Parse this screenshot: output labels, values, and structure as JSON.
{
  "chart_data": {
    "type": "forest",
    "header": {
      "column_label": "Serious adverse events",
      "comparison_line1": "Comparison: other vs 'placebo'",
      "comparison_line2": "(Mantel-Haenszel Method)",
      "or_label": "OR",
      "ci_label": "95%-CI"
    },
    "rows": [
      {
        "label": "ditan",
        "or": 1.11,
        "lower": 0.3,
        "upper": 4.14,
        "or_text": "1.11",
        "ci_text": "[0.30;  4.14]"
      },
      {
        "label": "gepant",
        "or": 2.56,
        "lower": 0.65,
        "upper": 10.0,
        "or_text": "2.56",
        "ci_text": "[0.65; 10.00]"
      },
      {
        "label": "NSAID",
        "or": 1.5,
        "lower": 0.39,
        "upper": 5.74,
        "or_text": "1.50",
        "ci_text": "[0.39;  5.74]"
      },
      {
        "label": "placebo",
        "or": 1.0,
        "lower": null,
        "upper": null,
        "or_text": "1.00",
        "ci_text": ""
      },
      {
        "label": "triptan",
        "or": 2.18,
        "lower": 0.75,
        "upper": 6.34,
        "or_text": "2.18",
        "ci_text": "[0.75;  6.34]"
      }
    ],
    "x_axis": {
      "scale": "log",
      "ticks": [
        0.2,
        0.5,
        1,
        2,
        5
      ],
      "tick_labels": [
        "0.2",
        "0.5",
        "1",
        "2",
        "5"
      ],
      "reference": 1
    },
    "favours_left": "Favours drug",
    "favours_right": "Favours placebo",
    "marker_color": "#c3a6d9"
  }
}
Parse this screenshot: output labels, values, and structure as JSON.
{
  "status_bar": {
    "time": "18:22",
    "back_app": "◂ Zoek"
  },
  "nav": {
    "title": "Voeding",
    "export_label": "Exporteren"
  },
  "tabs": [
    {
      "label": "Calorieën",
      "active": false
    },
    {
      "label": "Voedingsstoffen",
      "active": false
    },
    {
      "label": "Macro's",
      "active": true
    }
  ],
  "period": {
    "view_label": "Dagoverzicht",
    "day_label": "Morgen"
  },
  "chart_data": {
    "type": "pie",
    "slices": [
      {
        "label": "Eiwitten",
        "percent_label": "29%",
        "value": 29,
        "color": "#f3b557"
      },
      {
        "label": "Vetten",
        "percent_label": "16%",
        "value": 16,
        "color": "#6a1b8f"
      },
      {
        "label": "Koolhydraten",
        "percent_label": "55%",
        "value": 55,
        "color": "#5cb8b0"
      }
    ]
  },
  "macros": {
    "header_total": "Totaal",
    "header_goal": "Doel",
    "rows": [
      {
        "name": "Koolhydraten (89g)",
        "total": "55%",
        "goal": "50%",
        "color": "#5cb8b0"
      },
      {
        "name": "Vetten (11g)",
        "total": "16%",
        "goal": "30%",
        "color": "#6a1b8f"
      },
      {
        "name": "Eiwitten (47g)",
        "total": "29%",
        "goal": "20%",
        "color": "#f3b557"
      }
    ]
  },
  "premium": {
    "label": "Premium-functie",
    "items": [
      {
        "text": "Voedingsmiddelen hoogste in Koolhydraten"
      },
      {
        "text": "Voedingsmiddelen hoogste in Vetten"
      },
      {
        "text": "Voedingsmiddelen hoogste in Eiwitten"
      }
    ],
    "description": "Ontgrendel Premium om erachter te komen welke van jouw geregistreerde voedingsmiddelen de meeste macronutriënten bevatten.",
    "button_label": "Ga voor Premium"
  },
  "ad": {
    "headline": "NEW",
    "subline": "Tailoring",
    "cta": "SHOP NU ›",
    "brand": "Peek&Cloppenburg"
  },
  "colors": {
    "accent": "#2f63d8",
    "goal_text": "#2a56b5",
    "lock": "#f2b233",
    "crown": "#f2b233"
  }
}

* _Given request_:
Take the entries above and copy them out exactly.

* _Solution_:
Parse this screenshot: output labels, values, and structure as JSON.
{
  "chart_data": {
    "type": "forest",
    "header": {
      "column_label": "Serious adverse events",
      "comparison_line1": "Comparison: other vs 'placebo'",
      "comparison_line2": "(Mantel-Haenszel Method)",
      "or_label": "OR",
      "ci_label": "95%-CI"
    },
    "rows": [
      {
        "label": "ditan",
        "or": 1.11,
        "lower": 0.3,
        "upper": 4.14,
        "or_text": "1.11",
        "ci_text": "[0.30;  4.14]"
      },
      {
        "label": "gepant",
        "or": 2.56,
        "lower": 0.65,
        "upper": 10.0,
        "or_text": "2.56",
        "ci_text": "[0.65; 10.00]"
      },
      {
        "label": "NSAID",
        "or": 1.5,
        "lower": 0.39,
        "upper": 5.74,
        "or_text": "1.50",
        "ci_text": "[0.39;  5.74]"
      },
      {
        "label": "placebo",
        "or": 1.0,
        "lower": null,
        "upper": null,
        "or_text": "1.00",
        "ci_text": ""
      },
      {
        "label": "triptan",
        "or": 2.18,
        "lower": 0.75,
        "upper": 6.34,
        "or_text": "2.18",
        "ci_text": "[0.75;  6.34]"
      }
    ],
    "x_axis": {
      "scale": "log",
      "ticks": [
        0.2,
        0.5,
        1,
        2,
        5
      ],
      "tick_labels": [
        "0.2",
        "0.5",
        "1",
        "2",
        "5"
      ],
      "reference": 1
    },
    "favours_left": "Favours drug",
    "favours_right": "Favours placebo",
    "marker_color": "#c3a6d9"
  }
}
Parse this screenshot: output labels, values, and structure as JSON.
{
  "status_bar": {
    "time": "18:22",
    "back_app": "◂ Zoek"
  },
  "nav": {
    "title": "Voeding",
    "export_label": "Exporteren"
  },
  "tabs": [
    {
      "label": "Calorieën",
      "active": false
    },
    {
      "label": "Voedingsstoffen",
      "active": false
    },
    {
      "label": "Macro's",
      "active": true
    }
  ],
  "period": {
    "view_label": "Dagoverzicht",
    "day_label": "Morgen"
  },
  "chart_data": {
    "type": "pie",
    "slices": [
      {
        "label": "Eiwitten",
        "percent_label": "29%",
        "value": 29,
        "color": "#f3b557"
      },
      {
        "label": "Vetten",
        "percent_label": "16%",
        "value": 16,
        "color": "#6a1b8f"
      },
      {
        "label": "Koolhydraten",
        "percent_label": "55%",
        "value": 55,
        "color": "#5cb8b0"
      }
    ]
  },
  "macros": {
    "header_total": "Totaal",
    "header_goal": "Doel",
    "rows": [
      {
        "name": "Koolhydraten (89g)",
        "total": "55%",
        "goal": "50%",
        "color": "#5cb8b0"
      },
      {
        "name": "Vetten (11g)",
        "total": "16%",
        "goal": "30%",
        "color": "#6a1b8f"
      },
      {
        "name": "Eiwitten (47g)",
        "total": "29%",
        "goal": "20%",
        "color": "#f3b557"
      }
    ]
  },
  "premium": {
    "label": "Premium-functie",
    "items": [
      {
        "text": "Voedingsmiddelen hoogste in Koolhydraten"
      },
      {
        "text": "Voedingsmiddelen hoogste in Vetten"
      },
      {
        "text": "Voedingsmiddelen hoogste in Eiwitten"
      }
    ],
    "description": "Ontgrendel Premium om erachter te komen welke van jouw geregistreerde voedingsmiddelen de meeste macronutriënten bevatten.",
    "button_label": "Ga voor Premium"
  },
  "ad": {
    "headline": "NEW",
    "subline": "Tailoring",
    "cta": "SHOP NU ›",
    "brand": "Peek&Cloppenburg"
  },
  "colors": {
    "accent": "#2f63d8",
    "goal_text": "#2a56b5",
    "lock": "#f2b233",
    "crown": "#f2b233"
  }
}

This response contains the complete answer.